Exercise aim :: Find the lines that contain the word "title" and copy each one.

◇ ◇ ◇ ◇

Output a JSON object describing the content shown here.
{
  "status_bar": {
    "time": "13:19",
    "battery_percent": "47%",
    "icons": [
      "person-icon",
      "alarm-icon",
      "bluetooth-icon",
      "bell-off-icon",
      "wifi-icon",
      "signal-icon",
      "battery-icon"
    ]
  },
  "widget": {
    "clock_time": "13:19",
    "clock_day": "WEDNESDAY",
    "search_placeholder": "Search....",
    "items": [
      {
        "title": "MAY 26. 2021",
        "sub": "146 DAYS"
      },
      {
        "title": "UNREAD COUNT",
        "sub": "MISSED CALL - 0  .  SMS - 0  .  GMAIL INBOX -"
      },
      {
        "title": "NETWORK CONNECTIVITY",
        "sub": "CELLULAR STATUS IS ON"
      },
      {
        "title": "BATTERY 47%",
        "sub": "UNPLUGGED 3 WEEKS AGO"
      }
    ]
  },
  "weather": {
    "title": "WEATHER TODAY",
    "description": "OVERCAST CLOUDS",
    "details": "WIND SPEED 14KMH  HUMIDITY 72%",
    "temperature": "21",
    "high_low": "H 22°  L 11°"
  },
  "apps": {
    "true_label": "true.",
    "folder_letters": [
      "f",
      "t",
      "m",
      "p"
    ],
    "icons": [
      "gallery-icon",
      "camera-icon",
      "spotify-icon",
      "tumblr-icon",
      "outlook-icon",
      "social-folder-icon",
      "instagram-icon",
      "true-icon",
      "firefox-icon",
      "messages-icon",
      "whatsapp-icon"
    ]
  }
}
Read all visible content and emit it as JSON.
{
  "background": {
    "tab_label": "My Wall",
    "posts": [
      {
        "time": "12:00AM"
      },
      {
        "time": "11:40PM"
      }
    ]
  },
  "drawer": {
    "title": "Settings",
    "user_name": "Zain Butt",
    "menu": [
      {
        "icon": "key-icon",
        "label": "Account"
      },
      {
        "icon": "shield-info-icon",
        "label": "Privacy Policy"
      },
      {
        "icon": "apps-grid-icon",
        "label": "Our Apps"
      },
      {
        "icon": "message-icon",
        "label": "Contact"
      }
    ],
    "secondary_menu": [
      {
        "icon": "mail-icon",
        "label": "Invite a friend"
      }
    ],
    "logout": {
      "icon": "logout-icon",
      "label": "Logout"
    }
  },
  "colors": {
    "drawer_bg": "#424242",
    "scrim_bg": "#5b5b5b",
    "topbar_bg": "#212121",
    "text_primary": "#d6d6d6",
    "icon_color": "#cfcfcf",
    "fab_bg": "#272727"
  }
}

◇ ◇ ◇ ◇

Finished task ::
        "title": "MAY 26. 2021",
        "title": "UNREAD COUNT",
        "title": "NETWORK CONNECTIVITY",
        "title": "BATTERY 47%",
    "title": "WEATHER TODAY",
    "title": "Settings",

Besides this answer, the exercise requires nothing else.